= EXERCISE DESCRIPTION =
Repeat the whole listing exactly as written.
::: RAW DATA :::
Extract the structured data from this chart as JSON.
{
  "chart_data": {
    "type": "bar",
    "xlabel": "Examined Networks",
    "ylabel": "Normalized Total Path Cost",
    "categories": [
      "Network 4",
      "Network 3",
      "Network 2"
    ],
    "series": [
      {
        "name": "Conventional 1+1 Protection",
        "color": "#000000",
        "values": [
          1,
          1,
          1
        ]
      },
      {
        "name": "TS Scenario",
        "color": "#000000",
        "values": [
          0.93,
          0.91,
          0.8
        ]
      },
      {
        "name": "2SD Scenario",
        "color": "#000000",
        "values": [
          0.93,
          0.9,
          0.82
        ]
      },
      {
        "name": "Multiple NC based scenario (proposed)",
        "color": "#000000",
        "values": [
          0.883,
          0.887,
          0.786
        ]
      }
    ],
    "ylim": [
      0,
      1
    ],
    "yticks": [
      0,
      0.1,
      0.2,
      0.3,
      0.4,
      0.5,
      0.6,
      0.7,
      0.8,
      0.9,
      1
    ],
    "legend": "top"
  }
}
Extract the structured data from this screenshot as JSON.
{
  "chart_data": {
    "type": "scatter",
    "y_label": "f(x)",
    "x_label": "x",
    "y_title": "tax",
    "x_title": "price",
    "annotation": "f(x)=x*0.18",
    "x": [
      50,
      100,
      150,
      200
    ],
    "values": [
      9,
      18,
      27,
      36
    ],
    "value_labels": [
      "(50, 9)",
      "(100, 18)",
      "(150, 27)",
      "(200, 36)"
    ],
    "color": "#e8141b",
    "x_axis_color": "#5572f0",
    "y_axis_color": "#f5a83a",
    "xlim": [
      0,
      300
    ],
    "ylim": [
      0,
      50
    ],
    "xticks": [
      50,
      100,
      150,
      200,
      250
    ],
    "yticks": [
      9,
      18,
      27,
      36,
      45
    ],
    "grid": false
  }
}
:::
= FULL RESPONSE =
Extract the structured data from this chart as JSON.
{
  "chart_data": {
    "type": "bar",
    "xlabel": "Examined Networks",
    "ylabel": "Normalized Total Path Cost",
    "categories": [
      "Network 4",
      "Network 3",
      "Network 2"
    ],
    "series": [
      {
        "name": "Conventional 1+1 Protection",
        "color": "#000000",
        "values": [
          1,
          1,
          1
        ]
      },
      {
        "name": "TS Scenario",
        "color": "#000000",
        "values": [
          0.93,
          0.91,
          0.8
        ]
      },
      {
        "name": "2SD Scenario",
        "color": "#000000",
        "values": [
          0.93,
          0.9,
          0.82
        ]
      },
      {
        "name": "Multiple NC based scenario (proposed)",
        "color": "#000000",
        "values": [
          0.883,
          0.887,
          0.786
        ]
      }
    ],
    "ylim": [
      0,
      1
    ],
    "yticks": [
      0,
      0.1,
      0.2,
      0.3,
      0.4,
      0.5,
      0.6,
      0.7,
      0.8,
      0.9,
      1
    ],
    "legend": "top"
  }
}
Extract the structured data from this screenshot as JSON.
{
  "chart_data": {
    "type": "scatter",
    "y_label": "f(x)",
    "x_label": "x",
    "y_title": "tax",
    "x_title": "price",
    "annotation": "f(x)=x*0.18",
    "x": [
      50,
      100,
      150,
      200
    ],
    "values": [
      9,
      18,
      27,
      36
    ],
    "value_labels": [
      "(50, 9)",
      "(100, 18)",
      "(150, 27)",
      "(200, 36)"
    ],
    "color": "#e8141b",
    "x_axis_color": "#5572f0",
    "y_axis_color": "#f5a83a",
    "xlim": [
      0,
      300
    ],
    "ylim": [
      0,
      50
    ],
    "xticks": [
      50,
      100,
      150,
      200,
      250
    ],
    "yticks": [
      9,
      18,
      27,
      36,
      45
    ],
    "grid": false
  }
}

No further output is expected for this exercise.